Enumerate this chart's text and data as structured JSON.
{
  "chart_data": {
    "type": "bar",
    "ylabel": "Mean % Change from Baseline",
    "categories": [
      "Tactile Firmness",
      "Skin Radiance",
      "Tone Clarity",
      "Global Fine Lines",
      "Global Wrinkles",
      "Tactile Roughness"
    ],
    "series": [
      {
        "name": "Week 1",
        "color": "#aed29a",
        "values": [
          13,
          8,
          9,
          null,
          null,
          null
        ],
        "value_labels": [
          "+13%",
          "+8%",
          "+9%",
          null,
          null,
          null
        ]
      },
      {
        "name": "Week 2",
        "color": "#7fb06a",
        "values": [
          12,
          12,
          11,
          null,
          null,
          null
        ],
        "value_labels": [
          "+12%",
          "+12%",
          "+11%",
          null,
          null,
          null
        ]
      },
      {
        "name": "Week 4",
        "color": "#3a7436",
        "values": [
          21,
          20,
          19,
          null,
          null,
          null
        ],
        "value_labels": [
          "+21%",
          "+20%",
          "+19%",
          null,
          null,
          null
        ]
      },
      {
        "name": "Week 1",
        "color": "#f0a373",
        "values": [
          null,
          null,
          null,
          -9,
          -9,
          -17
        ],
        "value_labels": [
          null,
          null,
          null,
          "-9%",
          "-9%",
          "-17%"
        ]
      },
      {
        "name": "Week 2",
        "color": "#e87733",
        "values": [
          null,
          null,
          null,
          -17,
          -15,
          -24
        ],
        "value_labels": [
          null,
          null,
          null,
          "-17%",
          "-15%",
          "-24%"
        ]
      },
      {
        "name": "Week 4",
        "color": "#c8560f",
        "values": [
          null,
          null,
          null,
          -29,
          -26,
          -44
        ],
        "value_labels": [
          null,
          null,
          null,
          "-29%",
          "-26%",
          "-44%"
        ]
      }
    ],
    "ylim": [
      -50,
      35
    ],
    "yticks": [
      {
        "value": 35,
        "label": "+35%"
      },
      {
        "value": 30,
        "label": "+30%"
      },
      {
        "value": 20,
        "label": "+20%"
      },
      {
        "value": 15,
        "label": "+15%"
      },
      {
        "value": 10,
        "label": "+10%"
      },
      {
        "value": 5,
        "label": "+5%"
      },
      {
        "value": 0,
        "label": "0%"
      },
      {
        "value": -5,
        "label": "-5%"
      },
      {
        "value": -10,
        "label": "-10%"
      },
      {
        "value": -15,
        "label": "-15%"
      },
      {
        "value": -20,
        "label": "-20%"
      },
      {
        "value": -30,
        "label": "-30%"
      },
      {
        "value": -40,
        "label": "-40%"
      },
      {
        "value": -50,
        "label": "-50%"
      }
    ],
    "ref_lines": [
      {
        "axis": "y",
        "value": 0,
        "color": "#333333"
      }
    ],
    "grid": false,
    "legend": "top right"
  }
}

◆ **What is expected**: Lines containing the word "color" are to be counted in the listing; state their number alone.

◆ **Full answer**: 7